Render every entry verbatim.

** Start of Task inputs **

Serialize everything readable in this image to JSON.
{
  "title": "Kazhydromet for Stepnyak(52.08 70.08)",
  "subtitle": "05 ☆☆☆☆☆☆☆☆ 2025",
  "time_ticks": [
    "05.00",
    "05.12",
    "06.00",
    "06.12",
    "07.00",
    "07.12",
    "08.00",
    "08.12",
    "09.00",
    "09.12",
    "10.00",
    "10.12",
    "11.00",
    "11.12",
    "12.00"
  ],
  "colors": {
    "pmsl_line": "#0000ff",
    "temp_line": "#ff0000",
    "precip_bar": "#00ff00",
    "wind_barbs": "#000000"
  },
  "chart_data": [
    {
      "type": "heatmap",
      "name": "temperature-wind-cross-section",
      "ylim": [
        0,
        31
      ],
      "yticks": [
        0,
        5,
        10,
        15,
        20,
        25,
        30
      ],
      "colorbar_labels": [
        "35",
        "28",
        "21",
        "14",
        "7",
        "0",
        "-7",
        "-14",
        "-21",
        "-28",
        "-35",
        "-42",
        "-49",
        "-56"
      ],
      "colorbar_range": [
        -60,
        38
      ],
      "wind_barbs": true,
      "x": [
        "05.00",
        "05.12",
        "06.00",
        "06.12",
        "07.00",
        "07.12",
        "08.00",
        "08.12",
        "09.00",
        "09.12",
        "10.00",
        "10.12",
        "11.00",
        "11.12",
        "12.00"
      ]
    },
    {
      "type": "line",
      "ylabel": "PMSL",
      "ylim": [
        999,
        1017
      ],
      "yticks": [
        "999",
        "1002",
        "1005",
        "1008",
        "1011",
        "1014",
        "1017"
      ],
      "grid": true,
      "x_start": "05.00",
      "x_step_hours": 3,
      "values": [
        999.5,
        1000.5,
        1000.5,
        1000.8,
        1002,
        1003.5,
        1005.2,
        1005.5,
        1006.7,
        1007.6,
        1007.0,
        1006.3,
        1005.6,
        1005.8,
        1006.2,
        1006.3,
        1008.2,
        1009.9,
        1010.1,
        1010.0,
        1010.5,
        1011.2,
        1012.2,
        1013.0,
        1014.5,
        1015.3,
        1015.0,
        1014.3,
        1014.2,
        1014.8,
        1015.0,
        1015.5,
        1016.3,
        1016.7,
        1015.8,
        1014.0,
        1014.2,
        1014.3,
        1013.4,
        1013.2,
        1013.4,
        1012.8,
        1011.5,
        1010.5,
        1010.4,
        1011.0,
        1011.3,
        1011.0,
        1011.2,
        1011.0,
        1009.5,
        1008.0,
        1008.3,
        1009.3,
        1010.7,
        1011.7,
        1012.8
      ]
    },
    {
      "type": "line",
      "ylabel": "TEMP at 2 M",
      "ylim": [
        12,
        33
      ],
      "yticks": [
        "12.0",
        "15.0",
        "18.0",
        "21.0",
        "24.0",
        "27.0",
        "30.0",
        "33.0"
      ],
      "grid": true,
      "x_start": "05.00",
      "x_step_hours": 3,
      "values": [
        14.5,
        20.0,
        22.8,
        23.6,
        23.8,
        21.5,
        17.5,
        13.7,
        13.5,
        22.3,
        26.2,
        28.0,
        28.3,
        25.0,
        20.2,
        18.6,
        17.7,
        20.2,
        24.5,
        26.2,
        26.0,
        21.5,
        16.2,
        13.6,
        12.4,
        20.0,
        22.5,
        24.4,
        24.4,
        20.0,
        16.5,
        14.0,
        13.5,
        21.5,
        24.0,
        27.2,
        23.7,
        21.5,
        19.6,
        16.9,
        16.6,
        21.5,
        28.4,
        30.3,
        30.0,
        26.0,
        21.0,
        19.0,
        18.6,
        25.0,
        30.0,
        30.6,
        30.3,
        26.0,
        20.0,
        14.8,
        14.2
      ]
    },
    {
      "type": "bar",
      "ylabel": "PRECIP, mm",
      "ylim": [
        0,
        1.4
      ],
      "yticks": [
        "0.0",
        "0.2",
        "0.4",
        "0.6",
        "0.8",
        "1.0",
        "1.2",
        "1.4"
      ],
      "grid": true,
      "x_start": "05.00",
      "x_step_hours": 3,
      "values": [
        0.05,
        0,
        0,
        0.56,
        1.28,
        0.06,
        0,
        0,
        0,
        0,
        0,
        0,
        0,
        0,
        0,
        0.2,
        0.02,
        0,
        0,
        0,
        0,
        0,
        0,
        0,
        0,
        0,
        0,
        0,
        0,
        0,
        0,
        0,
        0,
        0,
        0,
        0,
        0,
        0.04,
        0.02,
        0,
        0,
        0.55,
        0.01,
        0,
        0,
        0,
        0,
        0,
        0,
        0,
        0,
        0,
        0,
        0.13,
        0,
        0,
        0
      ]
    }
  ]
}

** End of Task inputs **

# Output of the task:
Serialize everything readable in this image to JSON.
{
  "title": "Kazhydromet for Stepnyak(52.08 70.08)",
  "subtitle": "05 ☆☆☆☆☆☆☆☆ 2025",
  "time_ticks": [
    "05.00",
    "05.12",
    "06.00",
    "06.12",
    "07.00",
    "07.12",
    "08.00",
    "08.12",
    "09.00",
    "09.12",
    "10.00",
    "10.12",
    "11.00",
    "11.12",
    "12.00"
  ],
  "colors": {
    "pmsl_line": "#0000ff",
    "temp_line": "#ff0000",
    "precip_bar": "#00ff00",
    "wind_barbs": "#000000"
  },
  "chart_data": [
    {
      "type": "heatmap",
      "name": "temperature-wind-cross-section",
      "ylim": [
        0,
        31
      ],
      "yticks": [
        0,
        5,
        10,
        15,
        20,
        25,
        30
      ],
      "colorbar_labels": [
        "35",
        "28",
        "21",
        "14",
        "7",
        "0",
        "-7",
        "-14",
        "-21",
        "-28",
        "-35",
        "-42",
        "-49",
        "-56"
      ],
      "colorbar_range": [
        -60,
        38
      ],
      "wind_barbs": true,
      "x": [
        "05.00",
        "05.12",
        "06.00",
        "06.12",
        "07.00",
        "07.12",
        "08.00",
        "08.12",
        "09.00",
        "09.12",
        "10.00",
        "10.12",
        "11.00",
        "11.12",
        "12.00"
      ]
    },
    {
      "type": "line",
      "ylabel": "PMSL",
      "ylim": [
        999,
        1017
      ],
      "yticks": [
        "999",
        "1002",
        "1005",
        "1008",
        "1011",
        "1014",
        "1017"
      ],
      "grid": true,
      "x_start": "05.00",
      "x_step_hours": 3,
      "values": [
        999.5,
        1000.5,
        1000.5,
        1000.8,
        1002,
        1003.5,
        1005.2,
        1005.5,
        1006.7,
        1007.6,
        1007.0,
        1006.3,
        1005.6,
        1005.8,
        1006.2,
        1006.3,
        1008.2,
        1009.9,
        1010.1,
        1010.0,
        1010.5,
        1011.2,
        1012.2,
        1013.0,
        1014.5,
        1015.3,
        1015.0,
        1014.3,
        1014.2,
        1014.8,
        1015.0,
        1015.5,
        1016.3,
        1016.7,
        1015.8,
        1014.0,
        1014.2,
        1014.3,
        1013.4,
        1013.2,
        1013.4,
        1012.8,
        1011.5,
        1010.5,
        1010.4,
        1011.0,
        1011.3,
        1011.0,
        1011.2,
        1011.0,
        1009.5,
        1008.0,
        1008.3,
        1009.3,
        1010.7,
        1011.7,
        1012.8
      ]
    },
    {
      "type": "line",
      "ylabel": "TEMP at 2 M",
      "ylim": [
        12,
        33
      ],
      "yticks": [
        "12.0",
        "15.0",
        "18.0",
        "21.0",
        "24.0",
        "27.0",
        "30.0",
        "33.0"
      ],
      "grid": true,
      "x_start": "05.00",
      "x_step_hours": 3,
      "values": [
        14.5,
        20.0,
        22.8,
        23.6,
        23.8,
        21.5,
        17.5,
        13.7,
        13.5,
        22.3,
        26.2,
        28.0,
        28.3,
        25.0,
        20.2,
        18.6,
        17.7,
        20.2,
        24.5,
        26.2,
        26.0,
        21.5,
        16.2,
        13.6,
        12.4,
        20.0,
        22.5,
        24.4,
        24.4,
        20.0,
        16.5,
        14.0,
        13.5,
        21.5,
        24.0,
        27.2,
        23.7,
        21.5,
        19.6,
        16.9,
        16.6,
        21.5,
        28.4,
        30.3,
        30.0,
        26.0,
        21.0,
        19.0,
        18.6,
        25.0,
        30.0,
        30.6,
        30.3,
        26.0,
        20.0,
        14.8,
        14.2
      ]
    },
    {
      "type": "bar",
      "ylabel": "PRECIP, mm",
      "ylim": [
        0,
        1.4
      ],
      "yticks": [
        "0.0",
        "0.2",
        "0.4",
        "0.6",
        "0.8",
        "1.0",
        "1.2",
        "1.4"
      ],
      "grid": true,
      "x_start": "05.00",
      "x_step_hours": 3,
      "values": [
        0.05,
        0,
        0,
        0.56,
        1.28,
        0.06,
        0,
        0,
        0,
        0,
        0,
        0,
        0,
        0,
        0,
        0.2,
        0.02,
        0,
        0,
        0,
        0,
        0,
        0,
        0,
        0,
        0,
        0,
        0,
        0,
        0,
        0,
        0,
        0,
        0,
        0,
        0,
        0,
        0.04,
        0.02,
        0,
        0,
        0.55,
        0.01,
        0,
        0,
        0,
        0,
        0,
        0,
        0,
        0,
        0,
        0,
        0.13,
        0,
        0,
        0
      ]
    }
  ]
}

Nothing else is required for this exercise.